Begin Supplied material

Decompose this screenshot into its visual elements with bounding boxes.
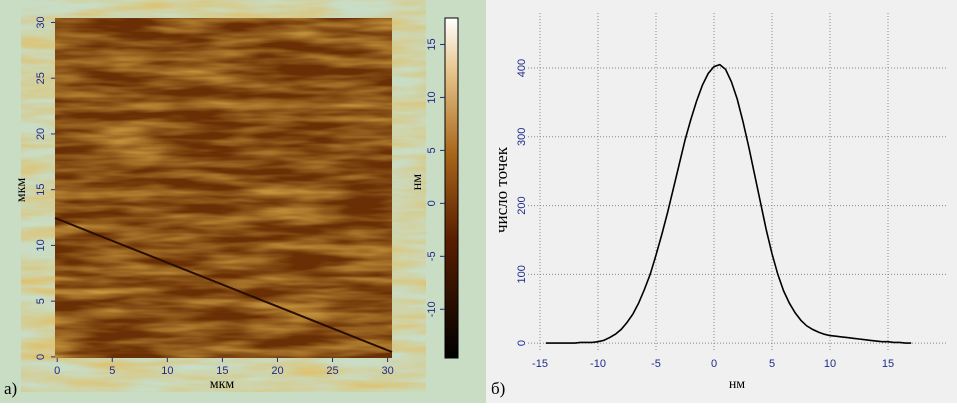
- colorbar: [444, 17, 459, 359]
- colorbar-tick-label: 0: [426, 200, 438, 206]
- y-tick-label: 30: [35, 16, 47, 28]
- x-axis-label: нм: [729, 377, 745, 392]
- x-tick-label: -10: [590, 358, 606, 370]
- colorbar-tick-label: -5: [426, 251, 438, 261]
- y-tick-label: 100: [516, 265, 528, 283]
- y-tick-label: 10: [35, 239, 47, 251]
- colorbar-tick-label: -10: [426, 301, 438, 317]
- y-tick-label: 25: [35, 72, 47, 84]
- x-tick-label: 15: [216, 365, 228, 377]
- y-tick-label: 0: [516, 340, 528, 346]
- x-tick-label: 15: [882, 358, 894, 370]
- colorbar-tick-label: 10: [426, 91, 438, 103]
- x-tick-label: -15: [532, 358, 548, 370]
- x-tick-label: 0: [54, 365, 60, 377]
- x-tick-label: 30: [381, 365, 393, 377]
- histogram-line: [545, 63, 912, 344]
- x-tick-label: 5: [769, 358, 775, 370]
- plot-area: [540, 14, 946, 350]
- y-tick-label: 5: [35, 298, 47, 304]
- y-tick-label: 300: [516, 128, 528, 146]
- colorbar-tick-label: 5: [426, 147, 438, 153]
- y-axis-label: число точек: [492, 146, 511, 233]
- y-tick-label: 20: [35, 128, 47, 140]
- colorbar-tick-label: 15: [426, 38, 438, 50]
- x-tick-label: -5: [651, 358, 661, 370]
- colorbar-label: нм: [410, 174, 425, 190]
- y-tick-label: 0: [35, 354, 47, 360]
- x-tick-label: 10: [161, 365, 173, 377]
- x-axis-label: мкм: [210, 377, 235, 392]
- x-tick-label: 20: [271, 365, 283, 377]
- y-tick-label: 200: [516, 196, 528, 214]
- x-tick-label: 25: [326, 365, 338, 377]
- y-tick-label: 15: [35, 184, 47, 196]
- x-tick-label: 10: [824, 358, 836, 370]
- y-tick-label: 400: [516, 59, 528, 77]
- y-axis-label: мкм: [14, 178, 29, 203]
- scratch: [54, 217, 393, 353]
- x-tick-label: 0: [711, 358, 717, 370]
- panel-label: а): [4, 379, 17, 398]
- x-tick-label: 5: [109, 365, 115, 377]
- panel-label: б): [491, 379, 505, 398]
- afm-texture: [55, 18, 392, 358]
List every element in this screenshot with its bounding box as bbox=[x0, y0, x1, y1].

End Supplied material

→ Task objective
Count the lines above that contain the string "colorbar", treating uppercase and lowercase as different, and reply with the number alone.

→ Solution for this exercise
8